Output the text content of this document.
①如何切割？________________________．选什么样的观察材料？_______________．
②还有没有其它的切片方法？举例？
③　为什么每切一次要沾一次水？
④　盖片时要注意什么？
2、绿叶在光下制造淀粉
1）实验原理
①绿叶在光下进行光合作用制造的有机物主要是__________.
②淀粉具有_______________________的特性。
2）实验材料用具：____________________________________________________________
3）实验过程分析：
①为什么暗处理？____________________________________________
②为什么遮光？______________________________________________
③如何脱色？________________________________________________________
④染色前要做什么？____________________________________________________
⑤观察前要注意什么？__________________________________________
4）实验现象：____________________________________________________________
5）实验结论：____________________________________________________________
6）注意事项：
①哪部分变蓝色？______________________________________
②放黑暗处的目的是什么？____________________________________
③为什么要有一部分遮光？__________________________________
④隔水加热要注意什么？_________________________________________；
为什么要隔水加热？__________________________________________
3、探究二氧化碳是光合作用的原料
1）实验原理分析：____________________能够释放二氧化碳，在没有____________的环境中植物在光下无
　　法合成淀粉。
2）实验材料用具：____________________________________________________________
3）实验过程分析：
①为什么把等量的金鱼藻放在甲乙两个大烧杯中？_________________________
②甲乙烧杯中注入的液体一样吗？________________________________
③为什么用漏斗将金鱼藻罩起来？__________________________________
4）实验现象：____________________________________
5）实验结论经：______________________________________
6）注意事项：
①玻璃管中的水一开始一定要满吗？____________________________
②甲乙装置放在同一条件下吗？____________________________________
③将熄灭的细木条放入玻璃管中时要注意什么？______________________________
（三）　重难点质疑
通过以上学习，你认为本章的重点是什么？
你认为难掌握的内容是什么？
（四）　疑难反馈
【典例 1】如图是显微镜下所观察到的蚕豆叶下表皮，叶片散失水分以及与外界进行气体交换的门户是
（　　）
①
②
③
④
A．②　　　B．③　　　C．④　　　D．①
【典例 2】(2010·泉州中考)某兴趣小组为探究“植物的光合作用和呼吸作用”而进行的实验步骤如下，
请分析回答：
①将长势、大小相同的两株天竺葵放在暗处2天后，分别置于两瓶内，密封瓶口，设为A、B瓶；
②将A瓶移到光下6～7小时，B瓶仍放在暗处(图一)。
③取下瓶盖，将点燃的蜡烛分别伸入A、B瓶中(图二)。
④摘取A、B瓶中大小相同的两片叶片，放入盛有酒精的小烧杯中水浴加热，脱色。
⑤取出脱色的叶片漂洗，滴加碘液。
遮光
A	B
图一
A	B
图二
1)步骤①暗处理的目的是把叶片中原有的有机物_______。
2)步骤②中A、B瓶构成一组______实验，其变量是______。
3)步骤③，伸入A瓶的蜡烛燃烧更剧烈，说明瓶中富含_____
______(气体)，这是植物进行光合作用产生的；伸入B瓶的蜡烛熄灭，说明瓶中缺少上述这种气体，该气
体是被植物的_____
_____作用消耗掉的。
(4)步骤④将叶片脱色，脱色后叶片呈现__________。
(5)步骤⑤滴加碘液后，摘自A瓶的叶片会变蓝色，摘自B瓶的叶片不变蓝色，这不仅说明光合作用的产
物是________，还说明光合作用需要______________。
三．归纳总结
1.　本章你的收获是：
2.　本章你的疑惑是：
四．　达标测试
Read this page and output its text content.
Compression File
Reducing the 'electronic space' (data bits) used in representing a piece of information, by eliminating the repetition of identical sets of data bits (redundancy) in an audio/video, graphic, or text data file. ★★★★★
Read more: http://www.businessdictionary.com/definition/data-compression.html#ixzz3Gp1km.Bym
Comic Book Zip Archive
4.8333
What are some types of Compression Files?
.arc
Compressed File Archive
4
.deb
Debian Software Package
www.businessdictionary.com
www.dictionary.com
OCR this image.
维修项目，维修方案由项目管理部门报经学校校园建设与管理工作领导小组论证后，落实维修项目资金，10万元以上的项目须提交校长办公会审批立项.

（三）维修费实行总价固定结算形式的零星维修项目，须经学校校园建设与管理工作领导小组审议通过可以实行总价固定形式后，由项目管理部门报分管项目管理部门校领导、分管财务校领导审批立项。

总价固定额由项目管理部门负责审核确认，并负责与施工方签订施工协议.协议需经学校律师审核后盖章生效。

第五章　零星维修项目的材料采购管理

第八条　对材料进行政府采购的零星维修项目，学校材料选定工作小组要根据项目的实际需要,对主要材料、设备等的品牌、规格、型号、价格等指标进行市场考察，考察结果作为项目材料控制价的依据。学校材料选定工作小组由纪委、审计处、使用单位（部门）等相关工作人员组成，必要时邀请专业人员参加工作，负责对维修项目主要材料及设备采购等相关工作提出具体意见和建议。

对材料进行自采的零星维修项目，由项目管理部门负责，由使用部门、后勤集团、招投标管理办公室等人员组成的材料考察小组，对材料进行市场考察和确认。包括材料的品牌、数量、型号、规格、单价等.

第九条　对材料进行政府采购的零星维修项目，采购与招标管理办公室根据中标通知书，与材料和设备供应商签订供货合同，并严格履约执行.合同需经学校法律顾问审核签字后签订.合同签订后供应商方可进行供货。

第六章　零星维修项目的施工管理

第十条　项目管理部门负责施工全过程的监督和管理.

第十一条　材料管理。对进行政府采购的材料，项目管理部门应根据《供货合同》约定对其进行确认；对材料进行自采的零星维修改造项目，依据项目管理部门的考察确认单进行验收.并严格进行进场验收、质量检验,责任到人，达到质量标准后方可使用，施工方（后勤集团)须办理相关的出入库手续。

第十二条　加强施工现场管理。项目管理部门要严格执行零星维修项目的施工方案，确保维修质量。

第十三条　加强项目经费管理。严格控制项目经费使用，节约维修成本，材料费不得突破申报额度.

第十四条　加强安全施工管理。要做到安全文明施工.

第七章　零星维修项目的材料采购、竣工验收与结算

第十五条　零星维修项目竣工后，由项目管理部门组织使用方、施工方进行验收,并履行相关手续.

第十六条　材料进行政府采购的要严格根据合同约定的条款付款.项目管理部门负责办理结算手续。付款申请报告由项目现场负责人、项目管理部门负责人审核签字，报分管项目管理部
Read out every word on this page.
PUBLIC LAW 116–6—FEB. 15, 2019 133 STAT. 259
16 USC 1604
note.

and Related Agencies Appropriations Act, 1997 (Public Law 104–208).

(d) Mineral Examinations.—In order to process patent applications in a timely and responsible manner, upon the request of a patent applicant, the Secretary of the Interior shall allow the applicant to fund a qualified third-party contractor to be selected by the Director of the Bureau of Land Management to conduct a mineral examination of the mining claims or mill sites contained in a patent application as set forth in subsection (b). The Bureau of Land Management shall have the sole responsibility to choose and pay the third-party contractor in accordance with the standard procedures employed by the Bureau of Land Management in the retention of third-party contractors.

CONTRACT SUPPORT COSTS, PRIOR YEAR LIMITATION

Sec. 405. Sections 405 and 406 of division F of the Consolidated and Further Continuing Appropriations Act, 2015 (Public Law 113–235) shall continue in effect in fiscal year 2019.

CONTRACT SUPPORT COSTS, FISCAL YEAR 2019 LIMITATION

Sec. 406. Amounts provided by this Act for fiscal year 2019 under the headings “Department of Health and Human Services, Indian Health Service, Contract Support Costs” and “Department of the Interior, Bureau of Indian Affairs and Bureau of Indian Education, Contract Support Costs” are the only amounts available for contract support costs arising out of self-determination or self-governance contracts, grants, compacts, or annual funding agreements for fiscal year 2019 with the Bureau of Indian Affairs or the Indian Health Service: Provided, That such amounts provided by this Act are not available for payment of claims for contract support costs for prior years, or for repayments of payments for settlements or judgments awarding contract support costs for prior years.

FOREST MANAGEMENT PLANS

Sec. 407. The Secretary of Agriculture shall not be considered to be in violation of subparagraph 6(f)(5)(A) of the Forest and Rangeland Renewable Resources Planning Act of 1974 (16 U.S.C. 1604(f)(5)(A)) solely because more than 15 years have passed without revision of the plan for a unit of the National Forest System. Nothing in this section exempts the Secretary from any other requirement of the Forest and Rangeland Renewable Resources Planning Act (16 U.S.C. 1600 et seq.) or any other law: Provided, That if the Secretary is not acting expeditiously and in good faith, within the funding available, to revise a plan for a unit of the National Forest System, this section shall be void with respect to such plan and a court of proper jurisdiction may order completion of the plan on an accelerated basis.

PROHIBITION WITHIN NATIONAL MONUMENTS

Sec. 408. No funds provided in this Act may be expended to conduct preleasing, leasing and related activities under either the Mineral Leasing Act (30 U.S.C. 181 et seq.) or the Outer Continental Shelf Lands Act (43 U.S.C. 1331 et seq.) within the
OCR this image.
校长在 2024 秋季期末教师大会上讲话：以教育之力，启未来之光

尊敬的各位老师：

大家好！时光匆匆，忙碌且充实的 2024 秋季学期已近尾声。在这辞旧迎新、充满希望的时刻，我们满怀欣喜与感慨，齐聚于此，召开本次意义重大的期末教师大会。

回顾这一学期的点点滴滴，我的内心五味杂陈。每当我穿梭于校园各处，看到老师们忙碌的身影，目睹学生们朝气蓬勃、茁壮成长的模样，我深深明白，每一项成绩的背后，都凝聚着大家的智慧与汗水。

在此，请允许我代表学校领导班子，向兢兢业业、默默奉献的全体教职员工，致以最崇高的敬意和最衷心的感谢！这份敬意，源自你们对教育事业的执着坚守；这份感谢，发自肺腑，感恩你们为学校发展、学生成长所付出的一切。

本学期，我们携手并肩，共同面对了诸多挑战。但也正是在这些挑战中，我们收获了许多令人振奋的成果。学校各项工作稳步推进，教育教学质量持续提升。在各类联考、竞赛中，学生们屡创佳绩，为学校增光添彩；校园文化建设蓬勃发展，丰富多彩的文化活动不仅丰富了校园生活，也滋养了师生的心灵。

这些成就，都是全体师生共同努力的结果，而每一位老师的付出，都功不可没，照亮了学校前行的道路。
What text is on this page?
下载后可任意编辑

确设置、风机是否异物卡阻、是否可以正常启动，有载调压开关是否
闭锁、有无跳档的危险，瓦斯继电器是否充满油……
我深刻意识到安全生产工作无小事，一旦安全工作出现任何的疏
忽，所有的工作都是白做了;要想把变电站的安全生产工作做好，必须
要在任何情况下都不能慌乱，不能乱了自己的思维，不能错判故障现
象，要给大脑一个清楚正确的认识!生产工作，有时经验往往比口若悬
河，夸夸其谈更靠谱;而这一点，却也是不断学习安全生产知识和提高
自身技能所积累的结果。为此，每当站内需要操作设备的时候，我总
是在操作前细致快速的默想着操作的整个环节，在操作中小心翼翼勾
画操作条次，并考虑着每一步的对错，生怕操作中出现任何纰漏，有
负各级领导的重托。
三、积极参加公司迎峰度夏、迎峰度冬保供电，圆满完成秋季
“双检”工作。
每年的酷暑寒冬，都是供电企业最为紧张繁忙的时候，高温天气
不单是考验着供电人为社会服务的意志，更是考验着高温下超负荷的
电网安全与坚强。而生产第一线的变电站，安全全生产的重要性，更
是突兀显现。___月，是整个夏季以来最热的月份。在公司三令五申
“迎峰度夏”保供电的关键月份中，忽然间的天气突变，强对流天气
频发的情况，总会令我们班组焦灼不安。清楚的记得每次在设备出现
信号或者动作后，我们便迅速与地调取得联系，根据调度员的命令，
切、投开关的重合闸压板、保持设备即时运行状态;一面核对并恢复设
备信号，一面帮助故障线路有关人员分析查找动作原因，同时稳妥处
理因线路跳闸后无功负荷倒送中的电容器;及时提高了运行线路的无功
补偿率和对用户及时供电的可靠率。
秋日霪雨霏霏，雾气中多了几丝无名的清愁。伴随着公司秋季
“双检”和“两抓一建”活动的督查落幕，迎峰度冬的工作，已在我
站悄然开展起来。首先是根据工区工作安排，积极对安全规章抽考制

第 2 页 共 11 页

Instruction: Pick out the lines containing the string "shall".

Full response:
(d) Mineral Examinations.—In order to process patent applications in a timely and responsible manner, upon the request of a patent applicant, the Secretary of the Interior shall allow the applicant to fund a qualified third-party contractor to be selected by the Director of the Bureau of Land Management to conduct a mineral examination of the mining claims or mill sites contained in a patent application as set forth in subsection (b). The Bureau of Land Management shall have the sole responsibility to choose and pay the third-party contractor in accordance with the standard procedures employed by the Bureau of Land Management in the retention of third-party contractors.
Sec. 405. Sections 405 and 406 of division F of the Consolidated and Further Continuing Appropriations Act, 2015 (Public Law 113–235) shall continue in effect in fiscal year 2019.
Sec. 407. The Secretary of Agriculture shall not be considered to be in violation of subparagraph 6(f)(5)(A) of the Forest and Rangeland Renewable Resources Planning Act of 1974 (16 U.S.C. 1604(f)(5)(A)) solely because more than 15 years have passed without revision of the plan for a unit of the National Forest System. Nothing in this section exempts the Secretary from any other requirement of the Forest and Rangeland Renewable Resources Planning Act (16 U.S.C. 1600 et seq.) or any other law: Provided, That if the Secretary is not acting expeditiously and in good faith, within the funding available, to revise a plan for a unit of the National Forest System, this section shall be void with respect to such plan and a court of proper jurisdiction may order completion of the plan on an accelerated basis.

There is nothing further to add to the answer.